> Data for processing:
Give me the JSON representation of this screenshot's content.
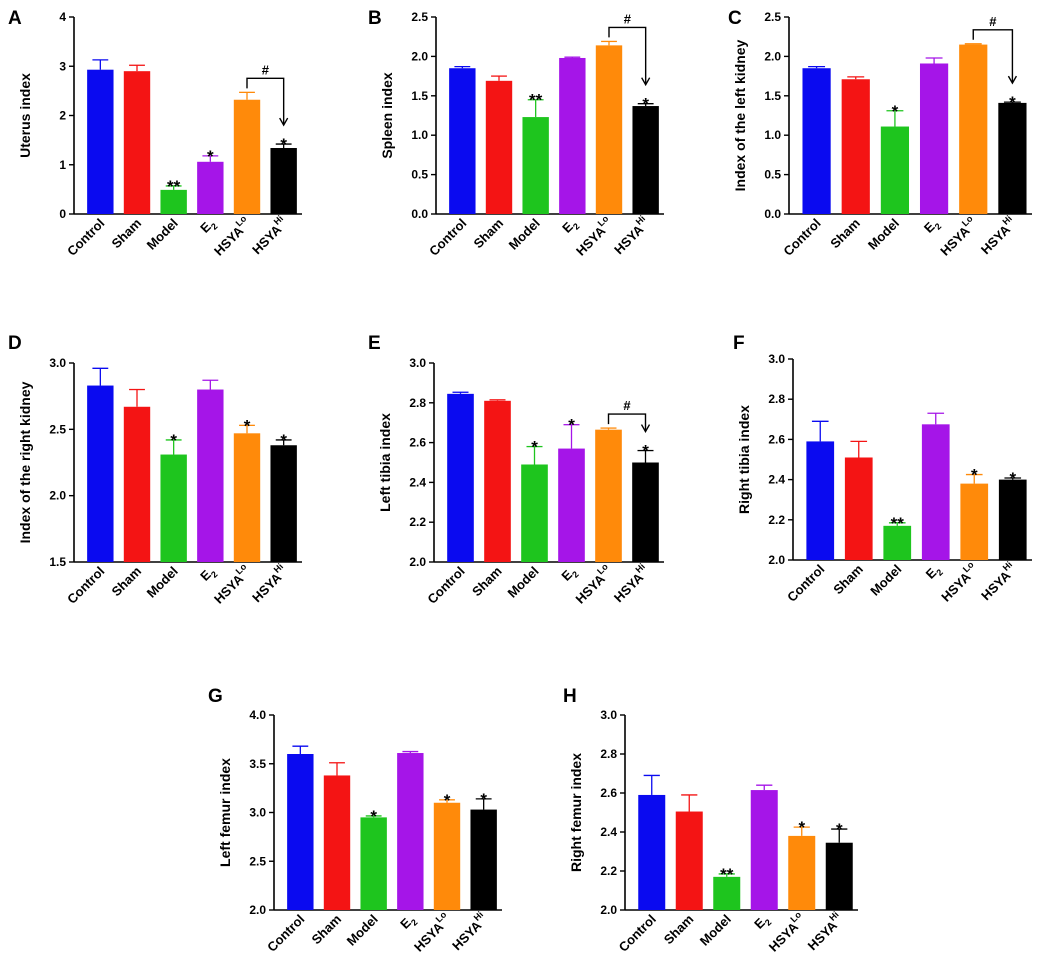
{
  "colors": {
    "Control": "#0a0af0",
    "Sham": "#f41414",
    "Model": "#1ec51e",
    "E2": "#a515e8",
    "HSYA_Lo": "#ff8a0a",
    "HSYA_Hi": "#000000"
  },
  "chart_data": [
    {
      "panel": "A",
      "type": "bar",
      "ylabel": "Uterus index",
      "categories": [
        "Control",
        "Sham",
        "Model",
        "E2",
        "HSYA Lo",
        "HSYA Hi"
      ],
      "values": [
        2.93,
        2.9,
        0.49,
        1.06,
        2.32,
        1.34
      ],
      "errors": [
        0.2,
        0.12,
        0.08,
        0.12,
        0.15,
        0.08
      ],
      "annotations": [
        "",
        "",
        "**",
        "*",
        "",
        "*"
      ],
      "ylim": [
        0,
        4
      ],
      "yticks": [
        "0",
        "1",
        "2",
        "3",
        "4"
      ],
      "bracket": {
        "from": 4,
        "to": 5,
        "label": "#"
      }
    },
    {
      "panel": "B",
      "type": "bar",
      "ylabel": "Spleen index",
      "categories": [
        "Control",
        "Sham",
        "Model",
        "E2",
        "HSYA Lo",
        "HSYA Hi"
      ],
      "values": [
        1.85,
        1.69,
        1.23,
        1.98,
        2.14,
        1.37
      ],
      "errors": [
        0.02,
        0.06,
        0.22,
        0.01,
        0.05,
        0.03
      ],
      "annotations": [
        "",
        "",
        "**",
        "",
        "",
        "*"
      ],
      "ylim": [
        0,
        2.5
      ],
      "yticks": [
        "0.0",
        "0.5",
        "1.0",
        "1.5",
        "2.0",
        "2.5"
      ],
      "bracket": {
        "from": 4,
        "to": 5,
        "label": "#"
      }
    },
    {
      "panel": "C",
      "type": "bar",
      "ylabel": "Index of the left kidney",
      "categories": [
        "Control",
        "Sham",
        "Model",
        "E2",
        "HSYA Lo",
        "HSYA Hi"
      ],
      "values": [
        1.85,
        1.71,
        1.11,
        1.91,
        2.15,
        1.41
      ],
      "errors": [
        0.02,
        0.03,
        0.2,
        0.07,
        0.01,
        0.01
      ],
      "annotations": [
        "",
        "",
        "*",
        "",
        "",
        "*"
      ],
      "ylim": [
        0,
        2.5
      ],
      "yticks": [
        "0.0",
        "0.5",
        "1.0",
        "1.5",
        "2.0",
        "2.5"
      ],
      "bracket": {
        "from": 4,
        "to": 5,
        "label": "#"
      }
    },
    {
      "panel": "D",
      "type": "bar",
      "ylabel": "Index of the right kidney",
      "categories": [
        "Control",
        "Sham",
        "Model",
        "E2",
        "HSYA Lo",
        "HSYA Hi"
      ],
      "values": [
        2.83,
        2.67,
        2.31,
        2.8,
        2.47,
        2.38
      ],
      "errors": [
        0.13,
        0.13,
        0.11,
        0.07,
        0.06,
        0.04
      ],
      "annotations": [
        "",
        "",
        "*",
        "",
        "*",
        "*"
      ],
      "ylim": [
        1.5,
        3.0
      ],
      "yticks": [
        "1.5",
        "2.0",
        "2.5",
        "3.0"
      ],
      "bracket": null
    },
    {
      "panel": "E",
      "type": "bar",
      "ylabel": "Left tibia index",
      "categories": [
        "Control",
        "Sham",
        "Model",
        "E2",
        "HSYA Lo",
        "HSYA Hi"
      ],
      "values": [
        2.845,
        2.81,
        2.49,
        2.57,
        2.665,
        2.5
      ],
      "errors": [
        0.008,
        0.005,
        0.09,
        0.12,
        0.008,
        0.06
      ],
      "annotations": [
        "",
        "",
        "*",
        "*",
        "",
        "*"
      ],
      "ylim": [
        2.0,
        3.0
      ],
      "yticks": [
        "2.0",
        "2.2",
        "2.4",
        "2.6",
        "2.8",
        "3.0"
      ],
      "bracket": {
        "from": 4,
        "to": 5,
        "label": "#"
      }
    },
    {
      "panel": "F",
      "type": "bar",
      "ylabel": "Right tibia index",
      "categories": [
        "Control",
        "Sham",
        "Model",
        "E2",
        "HSYA Lo",
        "HSYA Hi"
      ],
      "values": [
        2.59,
        2.51,
        2.17,
        2.675,
        2.38,
        2.4
      ],
      "errors": [
        0.1,
        0.08,
        0.015,
        0.055,
        0.045,
        0.008
      ],
      "annotations": [
        "",
        "",
        "**",
        "",
        "*",
        "*"
      ],
      "ylim": [
        2.0,
        3.0
      ],
      "yticks": [
        "2.0",
        "2.2",
        "2.4",
        "2.6",
        "2.8",
        "3.0"
      ],
      "bracket": null
    },
    {
      "panel": "G",
      "type": "bar",
      "ylabel": "Left femur index",
      "categories": [
        "Control",
        "Sham",
        "Model",
        "E2",
        "HSYA Lo",
        "HSYA Hi"
      ],
      "values": [
        3.6,
        3.38,
        2.95,
        3.61,
        3.1,
        3.03
      ],
      "errors": [
        0.08,
        0.13,
        0.015,
        0.015,
        0.03,
        0.11
      ],
      "annotations": [
        "",
        "",
        "*",
        "",
        "*",
        "*"
      ],
      "ylim": [
        2.0,
        4.0
      ],
      "yticks": [
        "2.0",
        "2.5",
        "3.0",
        "3.5",
        "4.0"
      ],
      "bracket": null
    },
    {
      "panel": "H",
      "type": "bar",
      "ylabel": "Right femur index",
      "categories": [
        "Control",
        "Sham",
        "Model",
        "E2",
        "HSYA Lo",
        "HSYA Hi"
      ],
      "values": [
        2.59,
        2.505,
        2.17,
        2.615,
        2.38,
        2.345
      ],
      "errors": [
        0.1,
        0.085,
        0.015,
        0.025,
        0.045,
        0.07
      ],
      "annotations": [
        "",
        "",
        "**",
        "",
        "*",
        "*"
      ],
      "ylim": [
        2.0,
        3.0
      ],
      "yticks": [
        "2.0",
        "2.2",
        "2.4",
        "2.6",
        "2.8",
        "3.0"
      ],
      "bracket": null
    }
  ],
  "category_labels": [
    {
      "base": "Control",
      "sub": "",
      "sup": ""
    },
    {
      "base": "Sham",
      "sub": "",
      "sup": ""
    },
    {
      "base": "Model",
      "sub": "",
      "sup": ""
    },
    {
      "base": "E",
      "sub": "2",
      "sup": ""
    },
    {
      "base": "HSYA",
      "sub": "",
      "sup": "Lo"
    },
    {
      "base": "HSYA",
      "sub": "",
      "sup": "Hi"
    }
  ]
}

> The exercise: Without including any pictures, print each record exactly.

> Full output:
Give me the JSON representation of this screenshot's content.
{
  "colors": {
    "Control": "#0a0af0",
    "Sham": "#f41414",
    "Model": "#1ec51e",
    "E2": "#a515e8",
    "HSYA_Lo": "#ff8a0a",
    "HSYA_Hi": "#000000"
  },
  "chart_data": [
    {
      "panel": "A",
      "type": "bar",
      "ylabel": "Uterus index",
      "categories": [
        "Control",
        "Sham",
        "Model",
        "E2",
        "HSYA Lo",
        "HSYA Hi"
      ],
      "values": [
        2.93,
        2.9,
        0.49,
        1.06,
        2.32,
        1.34
      ],
      "errors": [
        0.2,
        0.12,
        0.08,
        0.12,
        0.15,
        0.08
      ],
      "annotations": [
        "",
        "",
        "**",
        "*",
        "",
        "*"
      ],
      "ylim": [
        0,
        4
      ],
      "yticks": [
        "0",
        "1",
        "2",
        "3",
        "4"
      ],
      "bracket": {
        "from": 4,
        "to": 5,
        "label": "#"
      }
    },
    {
      "panel": "B",
      "type": "bar",
      "ylabel": "Spleen index",
      "categories": [
        "Control",
        "Sham",
        "Model",
        "E2",
        "HSYA Lo",
        "HSYA Hi"
      ],
      "values": [
        1.85,
        1.69,
        1.23,
        1.98,
        2.14,
        1.37
      ],
      "errors": [
        0.02,
        0.06,
        0.22,
        0.01,
        0.05,
        0.03
      ],
      "annotations": [
        "",
        "",
        "**",
        "",
        "",
        "*"
      ],
      "ylim": [
        0,
        2.5
      ],
      "yticks": [
        "0.0",
        "0.5",
        "1.0",
        "1.5",
        "2.0",
        "2.5"
      ],
      "bracket": {
        "from": 4,
        "to": 5,
        "label": "#"
      }
    },
    {
      "panel": "C",
      "type": "bar",
      "ylabel": "Index of the left kidney",
      "categories": [
        "Control",
        "Sham",
        "Model",
        "E2",
        "HSYA Lo",
        "HSYA Hi"
      ],
      "values": [
        1.85,
        1.71,
        1.11,
        1.91,
        2.15,
        1.41
      ],
      "errors": [
        0.02,
        0.03,
        0.2,
        0.07,
        0.01,
        0.01
      ],
      "annotations": [
        "",
        "",
        "*",
        "",
        "",
        "*"
      ],
      "ylim": [
        0,
        2.5
      ],
      "yticks": [
        "0.0",
        "0.5",
        "1.0",
        "1.5",
        "2.0",
        "2.5"
      ],
      "bracket": {
        "from": 4,
        "to": 5,
        "label": "#"
      }
    },
    {
      "panel": "D",
      "type": "bar",
      "ylabel": "Index of the right kidney",
      "categories": [
        "Control",
        "Sham",
        "Model",
        "E2",
        "HSYA Lo",
        "HSYA Hi"
      ],
      "values": [
        2.83,
        2.67,
        2.31,
        2.8,
        2.47,
        2.38
      ],
      "errors": [
        0.13,
        0.13,
        0.11,
        0.07,
        0.06,
        0.04
      ],
      "annotations": [
        "",
        "",
        "*",
        "",
        "*",
        "*"
      ],
      "ylim": [
        1.5,
        3.0
      ],
      "yticks": [
        "1.5",
        "2.0",
        "2.5",
        "3.0"
      ],
      "bracket": null
    },
    {
      "panel": "E",
      "type": "bar",
      "ylabel": "Left tibia index",
      "categories": [
        "Control",
        "Sham",
        "Model",
        "E2",
        "HSYA Lo",
        "HSYA Hi"
      ],
      "values": [
        2.845,
        2.81,
        2.49,
        2.57,
        2.665,
        2.5
      ],
      "errors": [
        0.008,
        0.005,
        0.09,
        0.12,
        0.008,
        0.06
      ],
      "annotations": [
        "",
        "",
        "*",
        "*",
        "",
        "*"
      ],
      "ylim": [
        2.0,
        3.0
      ],
      "yticks": [
        "2.0",
        "2.2",
        "2.4",
        "2.6",
        "2.8",
        "3.0"
      ],
      "bracket": {
        "from": 4,
        "to": 5,
        "label": "#"
      }
    },
    {
      "panel": "F",
      "type": "bar",
      "ylabel": "Right tibia index",
      "categories": [
        "Control",
        "Sham",
        "Model",
        "E2",
        "HSYA Lo",
        "HSYA Hi"
      ],
      "values": [
        2.59,
        2.51,
        2.17,
        2.675,
        2.38,
        2.4
      ],
      "errors": [
        0.1,
        0.08,
        0.015,
        0.055,
        0.045,
        0.008
      ],
      "annotations": [
        "",
        "",
        "**",
        "",
        "*",
        "*"
      ],
      "ylim": [
        2.0,
        3.0
      ],
      "yticks": [
        "2.0",
        "2.2",
        "2.4",
        "2.6",
        "2.8",
        "3.0"
      ],
      "bracket": null
    },
    {
      "panel": "G",
      "type": "bar",
      "ylabel": "Left femur index",
      "categories": [
        "Control",
        "Sham",
        "Model",
        "E2",
        "HSYA Lo",
        "HSYA Hi"
      ],
      "values": [
        3.6,
        3.38,
        2.95,
        3.61,
        3.1,
        3.03
      ],
      "errors": [
        0.08,
        0.13,
        0.015,
        0.015,
        0.03,
        0.11
      ],
      "annotations": [
        "",
        "",
        "*",
        "",
        "*",
        "*"
      ],
      "ylim": [
        2.0,
        4.0
      ],
      "yticks": [
        "2.0",
        "2.5",
        "3.0",
        "3.5",
        "4.0"
      ],
      "bracket": null
    },
    {
      "panel": "H",
      "type": "bar",
      "ylabel": "Right femur index",
      "categories": [
        "Control",
        "Sham",
        "Model",
        "E2",
        "HSYA Lo",
        "HSYA Hi"
      ],
      "values": [
        2.59,
        2.505,
        2.17,
        2.615,
        2.38,
        2.345
      ],
      "errors": [
        0.1,
        0.085,
        0.015,
        0.025,
        0.045,
        0.07
      ],
      "annotations": [
        "",
        "",
        "**",
        "",
        "*",
        "*"
      ],
      "ylim": [
        2.0,
        3.0
      ],
      "yticks": [
        "2.0",
        "2.2",
        "2.4",
        "2.6",
        "2.8",
        "3.0"
      ],
      "bracket": null
    }
  ],
  "category_labels": [
    {
      "base": "Control",
      "sub": "",
      "sup": ""
    },
    {
      "base": "Sham",
      "sub": "",
      "sup": ""
    },
    {
      "base": "Model",
      "sub": "",
      "sup": ""
    },
    {
      "base": "E",
      "sub": "2",
      "sup": ""
    },
    {
      "base": "HSYA",
      "sub": "",
      "sup": "Lo"
    },
    {
      "base": "HSYA",
      "sub": "",
      "sup": "Hi"
    }
  ]
}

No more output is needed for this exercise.